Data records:
☆ ☆ ☆ ☆ ☆
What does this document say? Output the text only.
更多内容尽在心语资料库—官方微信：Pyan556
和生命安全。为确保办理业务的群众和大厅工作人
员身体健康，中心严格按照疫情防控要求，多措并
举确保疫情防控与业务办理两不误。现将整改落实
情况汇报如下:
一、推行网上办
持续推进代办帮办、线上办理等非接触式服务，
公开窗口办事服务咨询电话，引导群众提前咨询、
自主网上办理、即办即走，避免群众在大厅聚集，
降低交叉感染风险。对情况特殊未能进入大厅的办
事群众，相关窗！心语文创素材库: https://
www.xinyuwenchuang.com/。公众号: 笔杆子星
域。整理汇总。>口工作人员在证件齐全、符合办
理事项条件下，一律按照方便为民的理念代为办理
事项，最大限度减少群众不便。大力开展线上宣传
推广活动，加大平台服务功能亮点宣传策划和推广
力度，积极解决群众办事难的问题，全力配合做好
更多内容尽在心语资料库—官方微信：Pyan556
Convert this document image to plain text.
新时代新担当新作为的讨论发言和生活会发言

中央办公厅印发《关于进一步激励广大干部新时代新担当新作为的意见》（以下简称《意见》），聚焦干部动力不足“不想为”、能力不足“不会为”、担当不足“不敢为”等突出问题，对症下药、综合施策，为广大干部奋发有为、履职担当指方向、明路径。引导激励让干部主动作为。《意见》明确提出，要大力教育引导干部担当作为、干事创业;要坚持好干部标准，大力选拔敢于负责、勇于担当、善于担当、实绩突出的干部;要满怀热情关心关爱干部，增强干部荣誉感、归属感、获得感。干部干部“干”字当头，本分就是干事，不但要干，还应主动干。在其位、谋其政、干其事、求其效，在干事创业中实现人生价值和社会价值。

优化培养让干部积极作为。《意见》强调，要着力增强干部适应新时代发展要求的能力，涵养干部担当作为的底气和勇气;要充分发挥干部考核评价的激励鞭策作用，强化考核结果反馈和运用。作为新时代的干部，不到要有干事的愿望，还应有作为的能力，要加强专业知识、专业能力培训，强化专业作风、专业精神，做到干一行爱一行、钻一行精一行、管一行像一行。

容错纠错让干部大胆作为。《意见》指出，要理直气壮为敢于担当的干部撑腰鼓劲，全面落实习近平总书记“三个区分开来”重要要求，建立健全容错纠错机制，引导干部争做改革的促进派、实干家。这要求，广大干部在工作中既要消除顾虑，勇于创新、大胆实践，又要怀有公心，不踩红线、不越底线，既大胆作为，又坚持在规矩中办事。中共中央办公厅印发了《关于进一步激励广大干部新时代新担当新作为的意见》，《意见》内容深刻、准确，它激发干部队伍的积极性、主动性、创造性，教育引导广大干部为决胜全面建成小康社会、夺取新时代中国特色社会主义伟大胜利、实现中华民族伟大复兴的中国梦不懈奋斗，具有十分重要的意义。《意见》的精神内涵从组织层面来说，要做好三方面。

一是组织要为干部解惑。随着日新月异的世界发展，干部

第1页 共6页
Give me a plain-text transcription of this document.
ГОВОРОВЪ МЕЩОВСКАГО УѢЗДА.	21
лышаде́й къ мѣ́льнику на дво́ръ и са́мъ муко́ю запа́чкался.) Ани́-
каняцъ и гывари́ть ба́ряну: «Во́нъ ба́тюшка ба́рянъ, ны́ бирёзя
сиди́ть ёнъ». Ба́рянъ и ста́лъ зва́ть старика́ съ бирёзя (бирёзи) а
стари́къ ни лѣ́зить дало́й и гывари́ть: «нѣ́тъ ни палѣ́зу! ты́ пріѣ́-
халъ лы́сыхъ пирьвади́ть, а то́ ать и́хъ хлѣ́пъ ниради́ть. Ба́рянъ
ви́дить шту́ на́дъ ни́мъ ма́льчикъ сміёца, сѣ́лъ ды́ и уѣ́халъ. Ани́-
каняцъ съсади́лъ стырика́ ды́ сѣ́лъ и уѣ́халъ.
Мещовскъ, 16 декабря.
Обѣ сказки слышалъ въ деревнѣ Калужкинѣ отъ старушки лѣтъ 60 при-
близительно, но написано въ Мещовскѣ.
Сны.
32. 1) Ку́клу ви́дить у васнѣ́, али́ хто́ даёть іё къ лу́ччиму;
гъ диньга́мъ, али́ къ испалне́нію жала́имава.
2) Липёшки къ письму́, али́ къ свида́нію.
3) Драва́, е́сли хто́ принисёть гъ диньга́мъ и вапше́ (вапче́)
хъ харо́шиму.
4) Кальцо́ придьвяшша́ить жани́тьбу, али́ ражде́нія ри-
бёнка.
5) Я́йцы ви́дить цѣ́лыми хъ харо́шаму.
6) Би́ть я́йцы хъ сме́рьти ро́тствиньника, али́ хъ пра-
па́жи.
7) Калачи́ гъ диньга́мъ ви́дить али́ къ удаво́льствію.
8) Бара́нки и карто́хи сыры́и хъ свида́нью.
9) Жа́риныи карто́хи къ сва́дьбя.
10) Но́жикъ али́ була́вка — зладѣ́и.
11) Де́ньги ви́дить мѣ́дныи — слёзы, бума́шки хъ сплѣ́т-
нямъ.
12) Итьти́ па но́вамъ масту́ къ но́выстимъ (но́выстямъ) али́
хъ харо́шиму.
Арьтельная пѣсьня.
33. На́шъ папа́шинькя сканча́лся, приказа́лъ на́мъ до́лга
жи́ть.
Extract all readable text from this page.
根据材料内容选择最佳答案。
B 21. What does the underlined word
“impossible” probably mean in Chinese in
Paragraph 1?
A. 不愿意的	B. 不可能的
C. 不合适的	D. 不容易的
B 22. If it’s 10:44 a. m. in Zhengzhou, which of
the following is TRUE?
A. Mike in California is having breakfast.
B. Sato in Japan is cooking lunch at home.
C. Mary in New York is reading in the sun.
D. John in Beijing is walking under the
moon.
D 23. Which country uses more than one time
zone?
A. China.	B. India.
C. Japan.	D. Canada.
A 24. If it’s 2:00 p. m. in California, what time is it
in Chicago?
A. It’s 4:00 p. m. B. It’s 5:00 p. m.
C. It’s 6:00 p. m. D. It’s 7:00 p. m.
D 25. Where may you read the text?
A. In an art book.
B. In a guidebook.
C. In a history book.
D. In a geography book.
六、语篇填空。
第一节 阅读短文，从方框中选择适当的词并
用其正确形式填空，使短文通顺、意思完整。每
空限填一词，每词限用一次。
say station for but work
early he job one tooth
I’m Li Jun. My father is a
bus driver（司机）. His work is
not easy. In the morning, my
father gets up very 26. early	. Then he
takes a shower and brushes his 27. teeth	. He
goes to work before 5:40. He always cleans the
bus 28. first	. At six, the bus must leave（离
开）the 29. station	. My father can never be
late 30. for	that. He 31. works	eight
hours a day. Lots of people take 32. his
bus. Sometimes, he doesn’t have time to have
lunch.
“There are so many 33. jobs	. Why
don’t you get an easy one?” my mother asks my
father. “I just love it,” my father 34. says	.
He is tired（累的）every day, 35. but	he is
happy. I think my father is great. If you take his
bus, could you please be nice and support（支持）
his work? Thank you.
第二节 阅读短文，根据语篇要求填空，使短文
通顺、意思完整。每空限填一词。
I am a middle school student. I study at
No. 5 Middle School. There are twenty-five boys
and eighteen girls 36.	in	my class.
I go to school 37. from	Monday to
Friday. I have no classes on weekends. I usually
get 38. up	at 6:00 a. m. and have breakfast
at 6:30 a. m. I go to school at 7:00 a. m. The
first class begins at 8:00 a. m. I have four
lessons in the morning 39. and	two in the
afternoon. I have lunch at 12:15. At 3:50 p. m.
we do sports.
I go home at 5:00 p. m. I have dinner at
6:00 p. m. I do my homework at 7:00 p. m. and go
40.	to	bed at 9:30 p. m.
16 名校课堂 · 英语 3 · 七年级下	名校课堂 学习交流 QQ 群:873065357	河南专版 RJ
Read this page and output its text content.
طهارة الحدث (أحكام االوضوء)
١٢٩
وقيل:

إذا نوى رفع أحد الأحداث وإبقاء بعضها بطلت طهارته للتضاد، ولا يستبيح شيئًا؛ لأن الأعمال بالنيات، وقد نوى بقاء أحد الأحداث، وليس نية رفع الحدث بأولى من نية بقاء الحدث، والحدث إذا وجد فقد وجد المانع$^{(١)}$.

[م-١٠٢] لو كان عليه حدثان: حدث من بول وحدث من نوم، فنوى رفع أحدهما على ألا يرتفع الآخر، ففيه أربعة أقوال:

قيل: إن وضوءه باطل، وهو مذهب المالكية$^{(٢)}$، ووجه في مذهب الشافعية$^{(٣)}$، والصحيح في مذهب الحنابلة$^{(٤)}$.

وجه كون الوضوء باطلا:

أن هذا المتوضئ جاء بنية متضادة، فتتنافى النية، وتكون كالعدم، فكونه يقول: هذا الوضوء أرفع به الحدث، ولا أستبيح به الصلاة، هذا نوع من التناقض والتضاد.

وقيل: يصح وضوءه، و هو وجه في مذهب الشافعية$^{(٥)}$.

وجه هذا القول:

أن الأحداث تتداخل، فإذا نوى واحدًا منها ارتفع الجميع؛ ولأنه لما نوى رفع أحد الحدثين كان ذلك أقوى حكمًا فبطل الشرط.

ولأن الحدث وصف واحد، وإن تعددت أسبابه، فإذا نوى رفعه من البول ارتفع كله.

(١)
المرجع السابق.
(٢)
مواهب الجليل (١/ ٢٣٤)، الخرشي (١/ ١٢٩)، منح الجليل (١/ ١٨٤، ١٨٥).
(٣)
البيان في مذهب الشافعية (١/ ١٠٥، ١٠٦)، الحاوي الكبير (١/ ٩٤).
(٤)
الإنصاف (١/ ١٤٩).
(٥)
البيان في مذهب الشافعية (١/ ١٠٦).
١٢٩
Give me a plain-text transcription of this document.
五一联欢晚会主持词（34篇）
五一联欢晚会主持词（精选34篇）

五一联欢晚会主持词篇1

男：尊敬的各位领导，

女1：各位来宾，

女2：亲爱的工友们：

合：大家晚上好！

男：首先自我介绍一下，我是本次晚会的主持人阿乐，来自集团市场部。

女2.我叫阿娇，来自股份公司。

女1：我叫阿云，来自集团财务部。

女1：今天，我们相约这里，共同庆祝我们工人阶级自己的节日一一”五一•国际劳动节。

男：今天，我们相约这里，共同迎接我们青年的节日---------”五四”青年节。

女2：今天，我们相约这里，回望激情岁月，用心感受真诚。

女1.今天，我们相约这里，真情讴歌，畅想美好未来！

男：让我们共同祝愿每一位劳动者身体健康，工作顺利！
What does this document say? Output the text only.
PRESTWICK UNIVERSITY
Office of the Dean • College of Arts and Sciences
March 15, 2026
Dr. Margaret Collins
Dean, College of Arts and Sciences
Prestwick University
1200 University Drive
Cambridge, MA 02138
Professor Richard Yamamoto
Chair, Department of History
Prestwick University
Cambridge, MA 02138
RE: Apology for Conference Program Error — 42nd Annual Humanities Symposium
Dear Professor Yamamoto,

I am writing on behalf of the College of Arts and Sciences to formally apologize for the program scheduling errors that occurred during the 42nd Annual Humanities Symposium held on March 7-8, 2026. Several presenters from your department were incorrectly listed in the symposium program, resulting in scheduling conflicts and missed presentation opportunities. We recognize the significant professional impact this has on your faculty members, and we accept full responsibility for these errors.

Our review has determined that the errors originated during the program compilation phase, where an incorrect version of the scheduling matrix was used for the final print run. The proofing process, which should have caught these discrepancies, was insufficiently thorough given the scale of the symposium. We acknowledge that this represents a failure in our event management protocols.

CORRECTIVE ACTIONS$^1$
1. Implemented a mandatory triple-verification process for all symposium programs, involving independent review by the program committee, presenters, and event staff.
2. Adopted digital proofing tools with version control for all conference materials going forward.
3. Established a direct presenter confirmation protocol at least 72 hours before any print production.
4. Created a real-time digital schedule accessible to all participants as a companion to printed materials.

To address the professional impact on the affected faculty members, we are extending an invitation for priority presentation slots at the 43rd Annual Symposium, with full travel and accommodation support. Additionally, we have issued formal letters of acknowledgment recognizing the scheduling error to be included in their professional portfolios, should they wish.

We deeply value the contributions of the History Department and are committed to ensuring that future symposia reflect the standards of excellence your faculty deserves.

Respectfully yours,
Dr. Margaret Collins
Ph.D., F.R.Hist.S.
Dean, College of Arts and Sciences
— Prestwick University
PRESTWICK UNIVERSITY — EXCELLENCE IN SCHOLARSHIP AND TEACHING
☆ ☆ ☆ ☆ ☆
#### Short exercise:
Within the records, how many lines include "Yamamoto"? The answer is the number and nothing else.

#### Solution to the exercise:
2